Do this: All of the material below is to be restated word for word, apart from the pictures.

Record list:
>>>>>

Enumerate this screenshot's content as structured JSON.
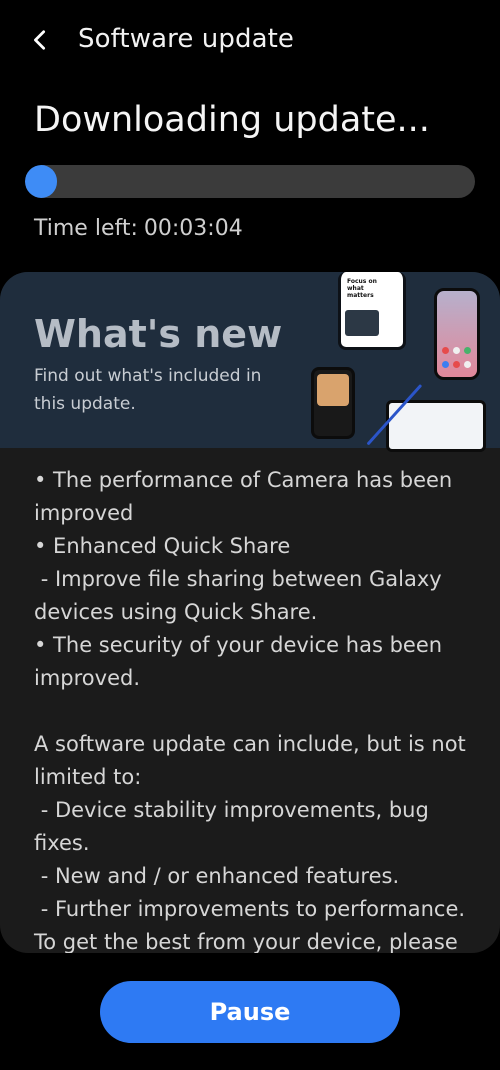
{
  "header": {
    "back_icon": "chevron-left-icon",
    "title": "Software update"
  },
  "status": {
    "heading": "Downloading update...",
    "progress_fraction": 0.07,
    "time_left_label": "Time left:",
    "time_left_value": "00:03:04"
  },
  "whats_new": {
    "title": "What's new",
    "subtitle": "Find out what's included in this update.",
    "banner_device_caption": "Focus on what matters"
  },
  "release_notes": "• The performance of Camera has been improved\n• Enhanced Quick Share\n - Improve file sharing between Galaxy devices using Quick Share.\n• The security of your device has been improved.\n\nA software update can include, but is not limited to:\n - Device stability improvements, bug fixes.\n - New and / or enhanced features.\n - Further improvements to performance.\nTo get the best from your device, please",
  "actions": {
    "pause_label": "Pause"
  },
  "colors": {
    "accent": "#2e7af3",
    "progress_fill": "#3e8cf6",
    "progress_track": "#3b3b3b",
    "banner_bg": "#1f2d3d"
  }
}
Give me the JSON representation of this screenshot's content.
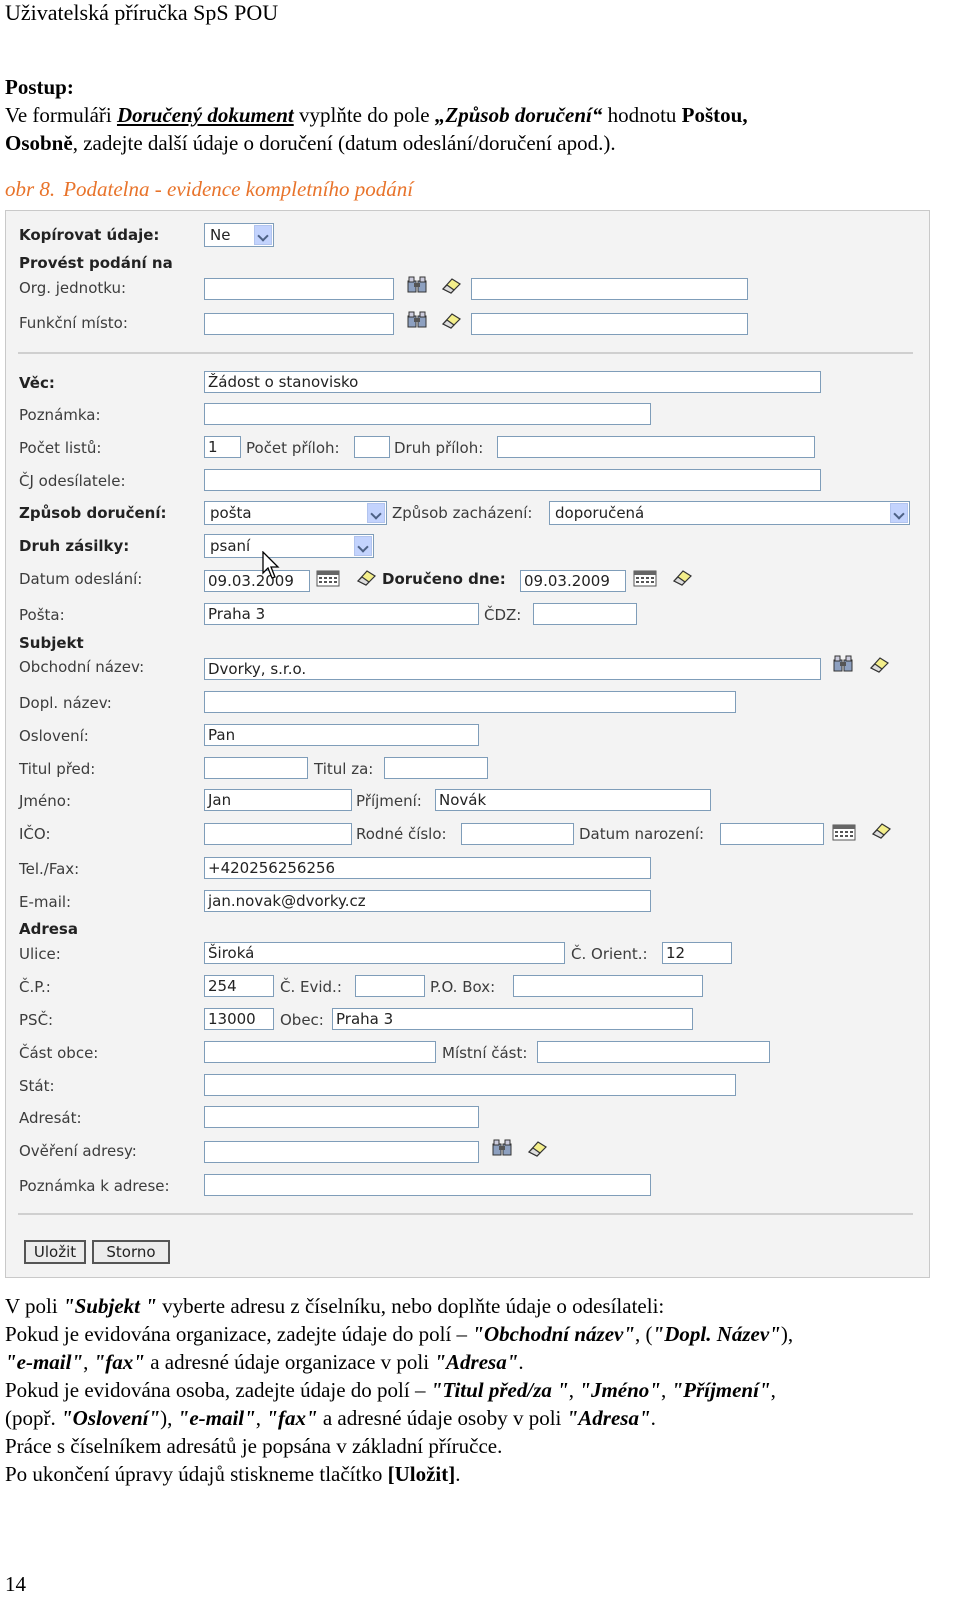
{
  "header": "Uživatelská příručka SpS POU",
  "postup": {
    "title": "Postup:",
    "line1_a": "Ve formuláři ",
    "line1_b": "Doručený dokument",
    "line1_c": " vyplňte do pole ",
    "line1_d": "„Způsob doručení“",
    "line1_e": " hodnotu ",
    "line1_f": "Poštou,",
    "line2_a": "Osobně",
    "line2_b": ", zadejte další údaje o doručení (datum odeslání/doručení apod.)."
  },
  "caption": {
    "label": "obr 8.",
    "text": "Podatelna - evidence kompletního podání"
  },
  "form": {
    "kopirovat_label": "Kopírovat údaje:",
    "kopirovat_value": "Ne",
    "provest_label": "Provést podání na",
    "org_label": "Org. jednotku:",
    "funkcni_label": "Funkční místo:",
    "vec_label": "Věc:",
    "vec_value": "Žádost o stanovisko",
    "poznamka_label": "Poznámka:",
    "pocet_listu_label": "Počet listů:",
    "pocet_listu_value": "1",
    "pocet_priloh_label": "Počet příloh:",
    "druh_priloh_label": "Druh příloh:",
    "cj_label": "ČJ odesílatele:",
    "zpusob_label": "Způsob doručení:",
    "zpusob_value": "pošta",
    "zachazeni_label": "Způsob zacházení:",
    "zachazeni_value": "doporučená",
    "druh_zasilky_label": "Druh zásilky:",
    "druh_zasilky_value": "psaní",
    "datum_odeslani_label": "Datum odeslání:",
    "datum_odeslani_value": "09.03.2009",
    "doruceno_label": "Doručeno dne:",
    "doruceno_value": "09.03.2009",
    "posta_label": "Pošta:",
    "posta_value": "Praha 3",
    "cdz_label": "ČDZ:",
    "subjekt_label": "Subjekt",
    "obchodni_label": "Obchodní název:",
    "obchodni_value": "Dvorky, s.r.o.",
    "dopl_label": "Dopl. název:",
    "osloveni_label": "Oslovení:",
    "osloveni_value": "Pan",
    "titul_pred_label": "Titul před:",
    "titul_za_label": "Titul za:",
    "jmeno_label": "Jméno:",
    "jmeno_value": "Jan",
    "prijmeni_label": "Příjmení:",
    "prijmeni_value": "Novák",
    "ico_label": "IČO:",
    "rodne_label": "Rodné číslo:",
    "narozeni_label": "Datum narození:",
    "tel_label": "Tel./Fax:",
    "tel_value": "+420256256256",
    "email_label": "E-mail:",
    "email_value": "jan.novak@dvorky.cz",
    "adresa_label": "Adresa",
    "ulice_label": "Ulice:",
    "ulice_value": "Široká",
    "orient_label": "Č. Orient.:",
    "orient_value": "12",
    "cp_label": "Č.P.:",
    "cp_value": "254",
    "evid_label": "Č. Evid.:",
    "pobox_label": "P.O. Box:",
    "psc_label": "PSČ:",
    "psc_value": "13000",
    "obec_label": "Obec:",
    "obec_value": "Praha 3",
    "cast_obce_label": "Část obce:",
    "mistni_label": "Místní část:",
    "stat_label": "Stát:",
    "adresat_label": "Adresát:",
    "overeni_label": "Ověření adresy:",
    "pozn_adresa_label": "Poznámka k adrese:",
    "ulozit_label": "Uložit",
    "storno_label": "Storno"
  },
  "body": {
    "p1_a": "V poli ",
    "p1_b": "\"Subjekt \"",
    "p1_c": " vyberte adresu z číselníku, nebo doplňte údaje o odesílateli:",
    "p2_a": "Pokud je evidována organizace, zadejte údaje do polí – ",
    "p2_b": "\"Obchodní název\"",
    "p2_c": ", (",
    "p2_d": "\"Dopl. Název\"",
    "p2_e": "),",
    "p3_a": "\"e-mail\"",
    "p3_b": ", ",
    "p3_c": "\"fax\"",
    "p3_d": " a adresné údaje organizace v poli ",
    "p3_e": "\"Adresa\"",
    "p3_f": ".",
    "p4_a": "Pokud je evidována osoba, zadejte údaje do polí – ",
    "p4_b": "\"Titul před/za \"",
    "p4_c": ", ",
    "p4_d": "\"Jméno\"",
    "p4_e": ", ",
    "p4_f": "\"Příjmení\"",
    "p4_g": ",",
    "p5_a": "(popř. ",
    "p5_b": "\"Oslovení\"",
    "p5_c": "), ",
    "p5_d": "\"e-mail\"",
    "p5_e": ", ",
    "p5_f": "\"fax\"",
    "p5_g": " a adresné údaje osoby v poli ",
    "p5_h": "\"Adresa\"",
    "p5_i": ".",
    "p6": "Práce s číselníkem adresátů je popsána v základní příručce.",
    "p7_a": "Po ukončení úpravy údajů stiskneme tlačítko ",
    "p7_b": "[Uložit]",
    "p7_c": "."
  },
  "page_number": "14"
}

<<<<<

Output below:
Enumerate this screenshot's content as structured JSON.
{
  "header": {
    "back_icon": "chevron-left-icon",
    "title": "Software update"
  },
  "status": {
    "heading": "Downloading update...",
    "progress_fraction": 0.07,
    "time_left_label": "Time left:",
    "time_left_value": "00:03:04"
  },
  "whats_new": {
    "title": "What's new",
    "subtitle": "Find out what's included in this update.",
    "banner_device_caption": "Focus on what matters"
  },
  "release_notes": "• The performance of Camera has been improved\n• Enhanced Quick Share\n - Improve file sharing between Galaxy devices using Quick Share.\n• The security of your device has been improved.\n\nA software update can include, but is not limited to:\n - Device stability improvements, bug fixes.\n - New and / or enhanced features.\n - Further improvements to performance.\nTo get the best from your device, please",
  "actions": {
    "pause_label": "Pause"
  },
  "colors": {
    "accent": "#2e7af3",
    "progress_fill": "#3e8cf6",
    "progress_track": "#3b3b3b",
    "banner_bg": "#1f2d3d"
  }
}
Give me the JSON representation of this screenshot's content.
{
  "header": "Uživatelská příručka SpS POU",
  "postup": {
    "title": "Postup:",
    "line1_a": "Ve formuláři ",
    "line1_b": "Doručený dokument",
    "line1_c": " vyplňte do pole ",
    "line1_d": "„Způsob doručení“",
    "line1_e": " hodnotu ",
    "line1_f": "Poštou,",
    "line2_a": "Osobně",
    "line2_b": ", zadejte další údaje o doručení (datum odeslání/doručení apod.)."
  },
  "caption": {
    "label": "obr 8.",
    "text": "Podatelna - evidence kompletního podání"
  },
  "form": {
    "kopirovat_label": "Kopírovat údaje:",
    "kopirovat_value": "Ne",
    "provest_label": "Provést podání na",
    "org_label": "Org. jednotku:",
    "funkcni_label": "Funkční místo:",
    "vec_label": "Věc:",
    "vec_value": "Žádost o stanovisko",
    "poznamka_label": "Poznámka:",
    "pocet_listu_label": "Počet listů:",
    "pocet_listu_value": "1",
    "pocet_priloh_label": "Počet příloh:",
    "druh_priloh_label": "Druh příloh:",
    "cj_label": "ČJ odesílatele:",
    "zpusob_label": "Způsob doručení:",
    "zpusob_value": "pošta",
    "zachazeni_label": "Způsob zacházení:",
    "zachazeni_value": "doporučená",
    "druh_zasilky_label": "Druh zásilky:",
    "druh_zasilky_value": "psaní",
    "datum_odeslani_label": "Datum odeslání:",
    "datum_odeslani_value": "09.03.2009",
    "doruceno_label": "Doručeno dne:",
    "doruceno_value": "09.03.2009",
    "posta_label": "Pošta:",
    "posta_value": "Praha 3",
    "cdz_label": "ČDZ:",
    "subjekt_label": "Subjekt",
    "obchodni_label": "Obchodní název:",
    "obchodni_value": "Dvorky, s.r.o.",
    "dopl_label": "Dopl. název:",
    "osloveni_label": "Oslovení:",
    "osloveni_value": "Pan",
    "titul_pred_label": "Titul před:",
    "titul_za_label": "Titul za:",
    "jmeno_label": "Jméno:",
    "jmeno_value": "Jan",
    "prijmeni_label": "Příjmení:",
    "prijmeni_value": "Novák",
    "ico_label": "IČO:",
    "rodne_label": "Rodné číslo:",
    "narozeni_label": "Datum narození:",
    "tel_label": "Tel./Fax:",
    "tel_value": "+420256256256",
    "email_label": "E-mail:",
    "email_value": "jan.novak@dvorky.cz",
    "adresa_label": "Adresa",
    "ulice_label": "Ulice:",
    "ulice_value": "Široká",
    "orient_label": "Č. Orient.:",
    "orient_value": "12",
    "cp_label": "Č.P.:",
    "cp_value": "254",
    "evid_label": "Č. Evid.:",
    "pobox_label": "P.O. Box:",
    "psc_label": "PSČ:",
    "psc_value": "13000",
    "obec_label": "Obec:",
    "obec_value": "Praha 3",
    "cast_obce_label": "Část obce:",
    "mistni_label": "Místní část:",
    "stat_label": "Stát:",
    "adresat_label": "Adresát:",
    "overeni_label": "Ověření adresy:",
    "pozn_adresa_label": "Poznámka k adrese:",
    "ulozit_label": "Uložit",
    "storno_label": "Storno"
  },
  "body": {
    "p1_a": "V poli ",
    "p1_b": "\"Subjekt \"",
    "p1_c": " vyberte adresu z číselníku, nebo doplňte údaje o odesílateli:",
    "p2_a": "Pokud je evidována organizace, zadejte údaje do polí – ",
    "p2_b": "\"Obchodní název\"",
    "p2_c": ", (",
    "p2_d": "\"Dopl. Název\"",
    "p2_e": "),",
    "p3_a": "\"e-mail\"",
    "p3_b": ", ",
    "p3_c": "\"fax\"",
    "p3_d": " a adresné údaje organizace v poli ",
    "p3_e": "\"Adresa\"",
    "p3_f": ".",
    "p4_a": "Pokud je evidována osoba, zadejte údaje do polí – ",
    "p4_b": "\"Titul před/za \"",
    "p4_c": ", ",
    "p4_d": "\"Jméno\"",
    "p4_e": ", ",
    "p4_f": "\"Příjmení\"",
    "p4_g": ",",
    "p5_a": "(popř. ",
    "p5_b": "\"Oslovení\"",
    "p5_c": "), ",
    "p5_d": "\"e-mail\"",
    "p5_e": ", ",
    "p5_f": "\"fax\"",
    "p5_g": " a adresné údaje osoby v poli ",
    "p5_h": "\"Adresa\"",
    "p5_i": ".",
    "p6": "Práce s číselníkem adresátů je popsána v základní příručce.",
    "p7_a": "Po ukončení úpravy údajů stiskneme tlačítko ",
    "p7_b": "[Uložit]",
    "p7_c": "."
  },
  "page_number": "14"
}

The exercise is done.